◆ Exercise instructions
Could you extract every entry below and reproduce it exactly?

◆ Data excerpts
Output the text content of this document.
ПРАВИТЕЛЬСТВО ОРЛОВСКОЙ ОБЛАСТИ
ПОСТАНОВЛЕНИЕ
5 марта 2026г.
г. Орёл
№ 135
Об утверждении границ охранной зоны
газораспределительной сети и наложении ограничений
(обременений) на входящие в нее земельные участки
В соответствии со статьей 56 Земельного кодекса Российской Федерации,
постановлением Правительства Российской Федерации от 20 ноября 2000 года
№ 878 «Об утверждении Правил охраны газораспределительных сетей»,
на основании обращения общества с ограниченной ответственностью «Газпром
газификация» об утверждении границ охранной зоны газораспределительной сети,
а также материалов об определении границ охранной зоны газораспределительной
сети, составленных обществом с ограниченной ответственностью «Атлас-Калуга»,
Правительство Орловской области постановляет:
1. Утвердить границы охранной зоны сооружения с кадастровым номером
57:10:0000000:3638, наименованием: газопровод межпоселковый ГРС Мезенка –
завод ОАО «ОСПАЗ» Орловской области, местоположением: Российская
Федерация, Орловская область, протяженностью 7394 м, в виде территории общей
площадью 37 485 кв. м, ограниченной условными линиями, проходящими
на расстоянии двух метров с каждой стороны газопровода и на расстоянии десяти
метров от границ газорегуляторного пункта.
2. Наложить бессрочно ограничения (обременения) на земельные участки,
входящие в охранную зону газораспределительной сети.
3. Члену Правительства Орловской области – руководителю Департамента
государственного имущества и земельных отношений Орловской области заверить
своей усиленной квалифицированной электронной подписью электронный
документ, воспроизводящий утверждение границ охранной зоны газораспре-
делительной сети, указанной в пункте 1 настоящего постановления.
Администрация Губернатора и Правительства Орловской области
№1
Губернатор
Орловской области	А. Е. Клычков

◆ Response
Output the text content of this document.
ПРАВИТЕЛЬСТВО ОРЛОВСКОЙ ОБЛАСТИ
ПОСТАНОВЛЕНИЕ
5 марта 2026г.
г. Орёл
№ 135
Об утверждении границ охранной зоны
газораспределительной сети и наложении ограничений
(обременений) на входящие в нее земельные участки
В соответствии со статьей 56 Земельного кодекса Российской Федерации,
постановлением Правительства Российской Федерации от 20 ноября 2000 года
№ 878 «Об утверждении Правил охраны газораспределительных сетей»,
на основании обращения общества с ограниченной ответственностью «Газпром
газификация» об утверждении границ охранной зоны газораспределительной сети,
а также материалов об определении границ охранной зоны газораспределительной
сети, составленных обществом с ограниченной ответственностью «Атлас-Калуга»,
Правительство Орловской области постановляет:
1. Утвердить границы охранной зоны сооружения с кадастровым номером
57:10:0000000:3638, наименованием: газопровод межпоселковый ГРС Мезенка –
завод ОАО «ОСПАЗ» Орловской области, местоположением: Российская
Федерация, Орловская область, протяженностью 7394 м, в виде территории общей
площадью 37 485 кв. м, ограниченной условными линиями, проходящими
на расстоянии двух метров с каждой стороны газопровода и на расстоянии десяти
метров от границ газорегуляторного пункта.
2. Наложить бессрочно ограничения (обременения) на земельные участки,
входящие в охранную зону газораспределительной сети.
3. Члену Правительства Орловской области – руководителю Департамента
государственного имущества и земельных отношений Орловской области заверить
своей усиленной квалифицированной электронной подписью электронный
документ, воспроизводящий утверждение границ охранной зоны газораспре-
делительной сети, указанной в пункте 1 настоящего постановления.
Администрация Губернатора и Правительства Орловской области
№1
Губернатор
Орловской области	А. Е. Клычков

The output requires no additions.